== TUGAS 1 ==
Menurut tulisan tentang suku Baduy, apa saja dua sistem pemerintahan yang dimiliki masyarakat Baduy?
== TUGAS 2 ==
Sebutkan semua kelompok yang membagi Orang Kanekes menurut tulisan tentang suku Baduy.
== TUGAS 3 ==
Lanjutkan tulisan tentang suku Baduy mulai dari bagian terakhir yang ada.

== KUTIPAN TULISAN ==
....

Sunday, January 3, 2016

tugas -5 observasi suku baduy

Tugas -5 Observasi Suku Baduy

“Pemulasaran  Jenazah dan Mendoakan Arwah di Baduy”


Assalamualaikum wr.wb dalam kesempatan kali ini izinkan saya Nurdiana Safitri dari Usaha Jasa Pariwisata 2014 untuk sedikit bercerita mengenai pengalaman yang saya alami saat mengungjungi dan belajar mengenai kebiasaan dan aktivitas suku Baduy atau yang biasa disebut “urang kanekes”.  Saya akan membawa pembaca untuk sedikit lebih mengenal mengenai masyarakat Baduy dan seperti apa kah kebiasaan dan ciri mereka


Orang kanekes atau masyarakat Baduy  memiliki dua sistem pemerintahan, yaitu sistem nasional dan sistem adat yang mengikuti adat istiadat dari nenek moyang.  Orang Kanekes memiliki hubungan sejarah dengan Orang Sunda. Penampilan fisik dan bahasa mereka mirip dengan orang-orang Sunda pada umumnya. Satu-satu nya perbedaan adalah kepercayaan dan cara hidup mereka. Masyarakat Kanekes sangat menutup diri dari pengaruh dunia luar dan sangat ketat menjaga tata cara hidup yang tradisional. Mereka memiliki peraturan yang tak tertulis yang masih di pegang teguh sampai saat ini.Orang Kanekes terbagi atas 3 kelompok yaitu :
·         Tangtu
·         Penamping
·         Dangka

·         Tangtu ( Baduy Dalam)

....

== BAGIAN DATA ==
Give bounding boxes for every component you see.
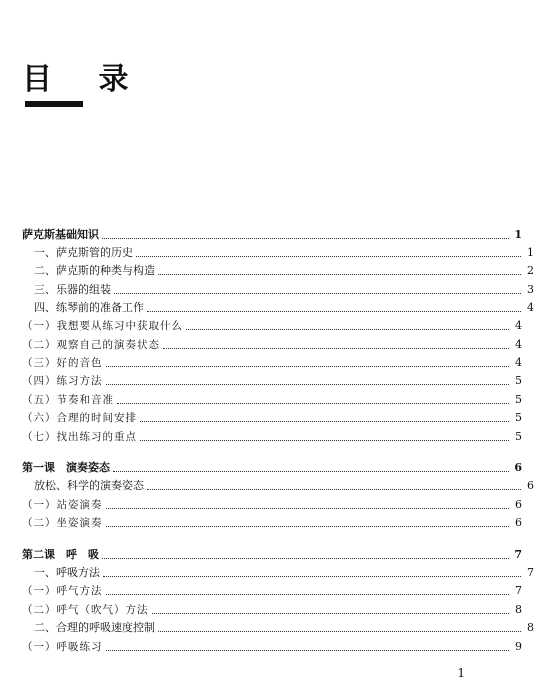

....

== JAWABAN 1 ==
Sistem nasional dan sistem adat yang mengikuti adat istiadat nenek moyang.

== JAWABAN 2 ==
Tangtu, Penamping, Dangka

== JAWABAN 3 ==
Kelompok yang dikenal sebagai Kanekes Dalam (Baduy Dalam), yang sangat ketat dalam mematuhi dan mengikuti adat, yaitu warga yang tinggal di 3 Desa : Cibeo, Cikertawana, dan Cikeusik. Ciri dari orang kanekes dalam ini yaitu pakaiannya berwarna putih alami dan biru tua serta memakai ikat kepala putih. Mereka dilarang secara adat untuk bertemu orang asing (bule). Kanekes Dalam adalah bagian dari keseluruhan orang  Kanekes. Tidak seperti orang Kanekes Luar, warga kanekes dalam masih memegang teguh adat istiadat nenek moyang mereka. Dapat dilihat dari beberapa peraturan yang dianut. Berikut, contoh beberapa peraturan yang dianut oleh suku Baduy Dalam antara lain :
1.       Tidak diperkenankan menggunakan kendaraan sebagai sarana transportasi
2.       Tidak diperkenankan menggunakan alas kaki
3.       Pintu rumah harus menghadap ke utara/selatan (kecuali rumah sang Pu’un atau ketua adat)
4.       Menggunakan kain berwarna hitam/putih sebagai pakaian yang ditenun dan dijahit sendiri serta tidak diperbolehkan menggunakan pakaian modern.

·         Panamping (Baduy Luar)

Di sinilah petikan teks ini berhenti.